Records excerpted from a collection

——————

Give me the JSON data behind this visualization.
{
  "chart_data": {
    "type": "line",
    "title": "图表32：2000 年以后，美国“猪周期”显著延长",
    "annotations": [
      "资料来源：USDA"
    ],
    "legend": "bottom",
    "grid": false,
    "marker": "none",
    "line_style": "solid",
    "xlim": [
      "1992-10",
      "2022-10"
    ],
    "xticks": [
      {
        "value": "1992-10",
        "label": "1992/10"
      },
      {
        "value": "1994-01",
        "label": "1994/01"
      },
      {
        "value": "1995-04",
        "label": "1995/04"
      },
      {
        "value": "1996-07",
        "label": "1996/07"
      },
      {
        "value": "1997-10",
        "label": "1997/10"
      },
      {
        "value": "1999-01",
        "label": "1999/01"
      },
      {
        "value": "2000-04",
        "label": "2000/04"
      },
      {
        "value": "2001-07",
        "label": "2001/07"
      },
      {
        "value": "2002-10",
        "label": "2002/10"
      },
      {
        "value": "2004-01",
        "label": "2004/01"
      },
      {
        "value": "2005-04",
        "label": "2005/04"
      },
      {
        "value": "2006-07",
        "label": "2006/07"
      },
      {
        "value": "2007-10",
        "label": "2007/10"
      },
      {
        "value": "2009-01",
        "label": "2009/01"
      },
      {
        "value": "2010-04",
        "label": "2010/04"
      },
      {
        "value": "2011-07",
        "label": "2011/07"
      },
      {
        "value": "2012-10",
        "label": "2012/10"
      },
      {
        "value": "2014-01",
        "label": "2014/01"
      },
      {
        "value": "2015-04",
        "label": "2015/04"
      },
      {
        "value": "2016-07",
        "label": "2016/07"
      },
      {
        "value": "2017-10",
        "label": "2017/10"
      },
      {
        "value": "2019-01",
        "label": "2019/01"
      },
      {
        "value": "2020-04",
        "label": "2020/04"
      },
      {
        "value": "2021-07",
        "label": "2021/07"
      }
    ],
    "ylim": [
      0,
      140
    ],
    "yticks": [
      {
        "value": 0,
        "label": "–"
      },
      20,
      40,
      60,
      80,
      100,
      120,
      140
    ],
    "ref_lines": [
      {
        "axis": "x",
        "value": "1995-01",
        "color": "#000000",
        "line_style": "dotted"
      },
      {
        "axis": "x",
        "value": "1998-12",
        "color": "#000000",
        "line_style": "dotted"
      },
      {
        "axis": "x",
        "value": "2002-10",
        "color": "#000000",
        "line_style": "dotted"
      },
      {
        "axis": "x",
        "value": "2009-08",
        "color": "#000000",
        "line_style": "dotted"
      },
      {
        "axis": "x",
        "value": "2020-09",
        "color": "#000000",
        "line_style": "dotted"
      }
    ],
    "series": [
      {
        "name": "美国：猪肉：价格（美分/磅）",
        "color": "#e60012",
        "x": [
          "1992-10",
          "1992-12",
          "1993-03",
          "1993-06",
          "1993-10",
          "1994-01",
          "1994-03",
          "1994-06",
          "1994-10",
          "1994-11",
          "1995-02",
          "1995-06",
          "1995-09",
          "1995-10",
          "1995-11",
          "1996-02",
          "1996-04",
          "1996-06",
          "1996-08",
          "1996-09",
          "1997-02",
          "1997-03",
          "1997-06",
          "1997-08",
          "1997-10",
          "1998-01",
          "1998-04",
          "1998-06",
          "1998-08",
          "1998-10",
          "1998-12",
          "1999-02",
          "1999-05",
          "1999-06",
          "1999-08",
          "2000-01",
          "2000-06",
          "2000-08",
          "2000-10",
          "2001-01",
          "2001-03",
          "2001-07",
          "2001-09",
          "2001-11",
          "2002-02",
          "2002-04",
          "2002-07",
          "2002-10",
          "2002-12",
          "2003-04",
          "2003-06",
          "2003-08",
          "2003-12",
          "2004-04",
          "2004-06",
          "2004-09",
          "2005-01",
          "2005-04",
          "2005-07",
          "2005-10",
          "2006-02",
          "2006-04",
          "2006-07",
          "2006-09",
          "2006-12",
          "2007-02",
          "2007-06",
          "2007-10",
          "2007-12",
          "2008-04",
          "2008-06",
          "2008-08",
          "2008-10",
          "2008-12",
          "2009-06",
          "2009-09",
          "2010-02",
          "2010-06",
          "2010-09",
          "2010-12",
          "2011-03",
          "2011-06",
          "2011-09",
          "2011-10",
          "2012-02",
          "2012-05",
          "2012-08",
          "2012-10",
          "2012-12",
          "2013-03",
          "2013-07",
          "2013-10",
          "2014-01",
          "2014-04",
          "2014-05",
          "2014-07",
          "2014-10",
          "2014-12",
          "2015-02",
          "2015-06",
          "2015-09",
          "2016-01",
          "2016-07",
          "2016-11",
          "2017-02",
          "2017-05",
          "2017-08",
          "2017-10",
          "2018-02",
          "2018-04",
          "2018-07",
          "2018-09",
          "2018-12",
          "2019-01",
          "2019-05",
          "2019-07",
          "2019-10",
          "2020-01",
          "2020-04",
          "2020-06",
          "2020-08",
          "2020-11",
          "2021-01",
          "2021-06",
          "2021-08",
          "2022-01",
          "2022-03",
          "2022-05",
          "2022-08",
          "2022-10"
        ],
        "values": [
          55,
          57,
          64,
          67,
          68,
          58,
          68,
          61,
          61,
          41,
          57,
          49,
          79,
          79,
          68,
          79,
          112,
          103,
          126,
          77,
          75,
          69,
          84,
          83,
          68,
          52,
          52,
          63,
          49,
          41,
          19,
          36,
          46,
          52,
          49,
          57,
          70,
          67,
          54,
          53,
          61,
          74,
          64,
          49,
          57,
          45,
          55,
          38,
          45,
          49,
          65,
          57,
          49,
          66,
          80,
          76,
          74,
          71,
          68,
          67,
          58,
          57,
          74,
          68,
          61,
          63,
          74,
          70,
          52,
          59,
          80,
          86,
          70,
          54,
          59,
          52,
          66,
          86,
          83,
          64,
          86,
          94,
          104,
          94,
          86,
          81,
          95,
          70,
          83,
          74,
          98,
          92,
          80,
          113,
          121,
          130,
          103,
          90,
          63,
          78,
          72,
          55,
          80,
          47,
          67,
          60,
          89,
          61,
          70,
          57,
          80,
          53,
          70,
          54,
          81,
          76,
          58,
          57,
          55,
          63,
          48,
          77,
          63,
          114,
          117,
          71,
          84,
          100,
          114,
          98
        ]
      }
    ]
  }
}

——————

▶ _Set exercise_: Repeat each record in full; every line must match exactly.

▶ _Solution to this exercise_:
Give me the JSON data behind this visualization.
{
  "chart_data": {
    "type": "line",
    "title": "图表32：2000 年以后，美国“猪周期”显著延长",
    "annotations": [
      "资料来源：USDA"
    ],
    "legend": "bottom",
    "grid": false,
    "marker": "none",
    "line_style": "solid",
    "xlim": [
      "1992-10",
      "2022-10"
    ],
    "xticks": [
      {
        "value": "1992-10",
        "label": "1992/10"
      },
      {
        "value": "1994-01",
        "label": "1994/01"
      },
      {
        "value": "1995-04",
        "label": "1995/04"
      },
      {
        "value": "1996-07",
        "label": "1996/07"
      },
      {
        "value": "1997-10",
        "label": "1997/10"
      },
      {
        "value": "1999-01",
        "label": "1999/01"
      },
      {
        "value": "2000-04",
        "label": "2000/04"
      },
      {
        "value": "2001-07",
        "label": "2001/07"
      },
      {
        "value": "2002-10",
        "label": "2002/10"
      },
      {
        "value": "2004-01",
        "label": "2004/01"
      },
      {
        "value": "2005-04",
        "label": "2005/04"
      },
      {
        "value": "2006-07",
        "label": "2006/07"
      },
      {
        "value": "2007-10",
        "label": "2007/10"
      },
      {
        "value": "2009-01",
        "label": "2009/01"
      },
      {
        "value": "2010-04",
        "label": "2010/04"
      },
      {
        "value": "2011-07",
        "label": "2011/07"
      },
      {
        "value": "2012-10",
        "label": "2012/10"
      },
      {
        "value": "2014-01",
        "label": "2014/01"
      },
      {
        "value": "2015-04",
        "label": "2015/04"
      },
      {
        "value": "2016-07",
        "label": "2016/07"
      },
      {
        "value": "2017-10",
        "label": "2017/10"
      },
      {
        "value": "2019-01",
        "label": "2019/01"
      },
      {
        "value": "2020-04",
        "label": "2020/04"
      },
      {
        "value": "2021-07",
        "label": "2021/07"
      }
    ],
    "ylim": [
      0,
      140
    ],
    "yticks": [
      {
        "value": 0,
        "label": "–"
      },
      20,
      40,
      60,
      80,
      100,
      120,
      140
    ],
    "ref_lines": [
      {
        "axis": "x",
        "value": "1995-01",
        "color": "#000000",
        "line_style": "dotted"
      },
      {
        "axis": "x",
        "value": "1998-12",
        "color": "#000000",
        "line_style": "dotted"
      },
      {
        "axis": "x",
        "value": "2002-10",
        "color": "#000000",
        "line_style": "dotted"
      },
      {
        "axis": "x",
        "value": "2009-08",
        "color": "#000000",
        "line_style": "dotted"
      },
      {
        "axis": "x",
        "value": "2020-09",
        "color": "#000000",
        "line_style": "dotted"
      }
    ],
    "series": [
      {
        "name": "美国：猪肉：价格（美分/磅）",
        "color": "#e60012",
        "x": [
          "1992-10",
          "1992-12",
          "1993-03",
          "1993-06",
          "1993-10",
          "1994-01",
          "1994-03",
          "1994-06",
          "1994-10",
          "1994-11",
          "1995-02",
          "1995-06",
          "1995-09",
          "1995-10",
          "1995-11",
          "1996-02",
          "1996-04",
          "1996-06",
          "1996-08",
          "1996-09",
          "1997-02",
          "1997-03",
          "1997-06",
          "1997-08",
          "1997-10",
          "1998-01",
          "1998-04",
          "1998-06",
          "1998-08",
          "1998-10",
          "1998-12",
          "1999-02",
          "1999-05",
          "1999-06",
          "1999-08",
          "2000-01",
          "2000-06",
          "2000-08",
          "2000-10",
          "2001-01",
          "2001-03",
          "2001-07",
          "2001-09",
          "2001-11",
          "2002-02",
          "2002-04",
          "2002-07",
          "2002-10",
          "2002-12",
          "2003-04",
          "2003-06",
          "2003-08",
          "2003-12",
          "2004-04",
          "2004-06",
          "2004-09",
          "2005-01",
          "2005-04",
          "2005-07",
          "2005-10",
          "2006-02",
          "2006-04",
          "2006-07",
          "2006-09",
          "2006-12",
          "2007-02",
          "2007-06",
          "2007-10",
          "2007-12",
          "2008-04",
          "2008-06",
          "2008-08",
          "2008-10",
          "2008-12",
          "2009-06",
          "2009-09",
          "2010-02",
          "2010-06",
          "2010-09",
          "2010-12",
          "2011-03",
          "2011-06",
          "2011-09",
          "2011-10",
          "2012-02",
          "2012-05",
          "2012-08",
          "2012-10",
          "2012-12",
          "2013-03",
          "2013-07",
          "2013-10",
          "2014-01",
          "2014-04",
          "2014-05",
          "2014-07",
          "2014-10",
          "2014-12",
          "2015-02",
          "2015-06",
          "2015-09",
          "2016-01",
          "2016-07",
          "2016-11",
          "2017-02",
          "2017-05",
          "2017-08",
          "2017-10",
          "2018-02",
          "2018-04",
          "2018-07",
          "2018-09",
          "2018-12",
          "2019-01",
          "2019-05",
          "2019-07",
          "2019-10",
          "2020-01",
          "2020-04",
          "2020-06",
          "2020-08",
          "2020-11",
          "2021-01",
          "2021-06",
          "2021-08",
          "2022-01",
          "2022-03",
          "2022-05",
          "2022-08",
          "2022-10"
        ],
        "values": [
          55,
          57,
          64,
          67,
          68,
          58,
          68,
          61,
          61,
          41,
          57,
          49,
          79,
          79,
          68,
          79,
          112,
          103,
          126,
          77,
          75,
          69,
          84,
          83,
          68,
          52,
          52,
          63,
          49,
          41,
          19,
          36,
          46,
          52,
          49,
          57,
          70,
          67,
          54,
          53,
          61,
          74,
          64,
          49,
          57,
          45,
          55,
          38,
          45,
          49,
          65,
          57,
          49,
          66,
          80,
          76,
          74,
          71,
          68,
          67,
          58,
          57,
          74,
          68,
          61,
          63,
          74,
          70,
          52,
          59,
          80,
          86,
          70,
          54,
          59,
          52,
          66,
          86,
          83,
          64,
          86,
          94,
          104,
          94,
          86,
          81,
          95,
          70,
          83,
          74,
          98,
          92,
          80,
          113,
          121,
          130,
          103,
          90,
          63,
          78,
          72,
          55,
          80,
          47,
          67,
          60,
          89,
          61,
          70,
          57,
          80,
          53,
          70,
          54,
          81,
          76,
          58,
          57,
          55,
          63,
          48,
          77,
          63,
          114,
          117,
          71,
          84,
          100,
          114,
          98
        ]
      }
    ]
  }
}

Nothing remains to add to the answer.